▶ [EXERCISE DESCRIPTION]: Across the entries, how many lines have the string "JSON" in them? Reply with only a number.

▶ [Dataset listings of figures]:

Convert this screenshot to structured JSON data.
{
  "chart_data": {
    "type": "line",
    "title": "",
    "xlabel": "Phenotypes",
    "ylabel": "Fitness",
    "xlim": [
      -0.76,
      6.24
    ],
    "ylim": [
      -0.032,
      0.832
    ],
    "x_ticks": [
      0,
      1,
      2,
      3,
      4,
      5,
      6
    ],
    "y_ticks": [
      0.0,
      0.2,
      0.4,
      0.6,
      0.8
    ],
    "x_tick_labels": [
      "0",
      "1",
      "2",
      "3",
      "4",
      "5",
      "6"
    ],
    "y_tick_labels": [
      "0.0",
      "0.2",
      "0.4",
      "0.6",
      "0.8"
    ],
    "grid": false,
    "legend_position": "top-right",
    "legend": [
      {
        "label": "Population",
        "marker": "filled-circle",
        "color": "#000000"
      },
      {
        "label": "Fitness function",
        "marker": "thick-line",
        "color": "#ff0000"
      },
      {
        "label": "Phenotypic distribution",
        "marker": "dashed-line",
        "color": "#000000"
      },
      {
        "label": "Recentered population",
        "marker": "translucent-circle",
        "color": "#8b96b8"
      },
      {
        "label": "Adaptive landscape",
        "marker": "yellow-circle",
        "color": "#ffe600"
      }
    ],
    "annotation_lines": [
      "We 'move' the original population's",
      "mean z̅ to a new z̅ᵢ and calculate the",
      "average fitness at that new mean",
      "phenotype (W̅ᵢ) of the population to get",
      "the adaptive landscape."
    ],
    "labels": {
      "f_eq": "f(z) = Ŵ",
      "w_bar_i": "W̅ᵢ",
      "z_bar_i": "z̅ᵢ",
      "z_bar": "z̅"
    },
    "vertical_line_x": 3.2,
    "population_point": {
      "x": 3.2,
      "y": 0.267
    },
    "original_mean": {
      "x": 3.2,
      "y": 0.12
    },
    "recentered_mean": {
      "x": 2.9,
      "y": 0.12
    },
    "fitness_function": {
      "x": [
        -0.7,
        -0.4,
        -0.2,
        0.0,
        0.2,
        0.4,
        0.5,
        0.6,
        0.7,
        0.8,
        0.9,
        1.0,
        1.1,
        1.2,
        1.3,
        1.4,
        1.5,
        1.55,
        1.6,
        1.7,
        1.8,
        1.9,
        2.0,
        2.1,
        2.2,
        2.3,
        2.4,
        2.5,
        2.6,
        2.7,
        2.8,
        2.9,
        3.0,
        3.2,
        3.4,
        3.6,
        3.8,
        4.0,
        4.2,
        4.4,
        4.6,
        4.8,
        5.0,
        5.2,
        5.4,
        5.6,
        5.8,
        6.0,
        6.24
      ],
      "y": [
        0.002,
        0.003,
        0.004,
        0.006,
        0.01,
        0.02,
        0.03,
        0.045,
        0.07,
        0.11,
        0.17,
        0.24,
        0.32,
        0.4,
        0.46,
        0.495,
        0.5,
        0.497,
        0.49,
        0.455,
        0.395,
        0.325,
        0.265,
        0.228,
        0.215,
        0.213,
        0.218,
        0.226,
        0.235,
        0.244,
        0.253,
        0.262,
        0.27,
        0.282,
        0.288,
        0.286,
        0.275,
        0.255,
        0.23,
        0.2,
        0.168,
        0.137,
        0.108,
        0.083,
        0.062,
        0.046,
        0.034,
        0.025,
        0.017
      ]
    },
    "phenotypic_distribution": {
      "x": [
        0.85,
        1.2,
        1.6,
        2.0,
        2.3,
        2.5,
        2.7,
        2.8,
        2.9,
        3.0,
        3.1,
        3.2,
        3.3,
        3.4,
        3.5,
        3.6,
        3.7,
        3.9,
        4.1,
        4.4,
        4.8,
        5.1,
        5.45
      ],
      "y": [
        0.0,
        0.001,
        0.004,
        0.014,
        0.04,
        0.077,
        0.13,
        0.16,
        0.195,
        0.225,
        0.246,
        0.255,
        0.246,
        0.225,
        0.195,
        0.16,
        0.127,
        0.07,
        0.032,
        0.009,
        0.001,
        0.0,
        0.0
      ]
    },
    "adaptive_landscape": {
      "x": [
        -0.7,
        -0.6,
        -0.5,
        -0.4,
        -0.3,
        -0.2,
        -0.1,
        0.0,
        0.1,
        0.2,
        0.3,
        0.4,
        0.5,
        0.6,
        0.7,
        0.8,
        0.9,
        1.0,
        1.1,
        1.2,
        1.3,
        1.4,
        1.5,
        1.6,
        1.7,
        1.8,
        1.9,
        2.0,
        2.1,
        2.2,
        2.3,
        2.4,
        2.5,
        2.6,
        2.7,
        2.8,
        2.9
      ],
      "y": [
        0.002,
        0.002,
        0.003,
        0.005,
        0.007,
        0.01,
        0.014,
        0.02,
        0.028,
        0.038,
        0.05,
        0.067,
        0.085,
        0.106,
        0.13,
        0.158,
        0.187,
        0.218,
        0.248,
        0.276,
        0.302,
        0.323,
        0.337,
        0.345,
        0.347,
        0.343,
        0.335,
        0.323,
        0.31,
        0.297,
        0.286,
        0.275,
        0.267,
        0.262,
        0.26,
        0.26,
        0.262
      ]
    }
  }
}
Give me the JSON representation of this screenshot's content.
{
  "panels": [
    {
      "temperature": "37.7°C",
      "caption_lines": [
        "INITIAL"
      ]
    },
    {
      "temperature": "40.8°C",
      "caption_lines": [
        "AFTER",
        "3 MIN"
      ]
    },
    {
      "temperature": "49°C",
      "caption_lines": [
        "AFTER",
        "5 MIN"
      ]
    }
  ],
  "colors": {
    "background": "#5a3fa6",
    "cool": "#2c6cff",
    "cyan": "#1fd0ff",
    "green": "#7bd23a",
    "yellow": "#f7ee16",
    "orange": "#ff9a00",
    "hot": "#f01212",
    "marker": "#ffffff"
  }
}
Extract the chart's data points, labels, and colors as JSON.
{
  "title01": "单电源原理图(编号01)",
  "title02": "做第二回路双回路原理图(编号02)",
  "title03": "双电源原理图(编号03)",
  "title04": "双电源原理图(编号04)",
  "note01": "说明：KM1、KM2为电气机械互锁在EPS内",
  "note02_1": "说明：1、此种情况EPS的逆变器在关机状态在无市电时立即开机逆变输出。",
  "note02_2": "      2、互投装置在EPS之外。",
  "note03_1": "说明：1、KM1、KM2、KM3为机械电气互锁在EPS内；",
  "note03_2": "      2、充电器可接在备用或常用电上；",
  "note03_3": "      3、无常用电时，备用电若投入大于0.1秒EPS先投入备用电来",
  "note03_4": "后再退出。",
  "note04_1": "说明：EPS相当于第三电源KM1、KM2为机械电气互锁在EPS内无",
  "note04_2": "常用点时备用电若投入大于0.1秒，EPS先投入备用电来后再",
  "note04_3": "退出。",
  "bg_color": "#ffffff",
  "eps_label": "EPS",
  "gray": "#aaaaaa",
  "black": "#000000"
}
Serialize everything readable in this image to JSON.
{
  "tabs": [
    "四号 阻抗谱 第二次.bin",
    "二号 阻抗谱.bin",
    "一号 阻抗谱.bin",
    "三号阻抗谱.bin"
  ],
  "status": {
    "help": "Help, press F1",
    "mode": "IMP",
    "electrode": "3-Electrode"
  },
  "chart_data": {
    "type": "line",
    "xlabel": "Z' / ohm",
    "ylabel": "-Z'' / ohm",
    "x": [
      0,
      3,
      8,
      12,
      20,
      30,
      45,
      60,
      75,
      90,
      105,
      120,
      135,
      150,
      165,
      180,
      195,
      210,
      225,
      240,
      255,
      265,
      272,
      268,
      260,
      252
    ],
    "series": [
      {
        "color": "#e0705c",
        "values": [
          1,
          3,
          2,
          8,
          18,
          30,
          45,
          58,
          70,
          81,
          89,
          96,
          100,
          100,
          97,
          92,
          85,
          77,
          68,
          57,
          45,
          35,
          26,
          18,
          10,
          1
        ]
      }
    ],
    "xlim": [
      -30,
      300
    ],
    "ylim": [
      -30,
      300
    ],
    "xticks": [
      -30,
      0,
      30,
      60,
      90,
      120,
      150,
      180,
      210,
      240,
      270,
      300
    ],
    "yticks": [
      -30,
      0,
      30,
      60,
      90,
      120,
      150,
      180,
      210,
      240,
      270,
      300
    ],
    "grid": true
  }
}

▶ [SOLUTION]: 4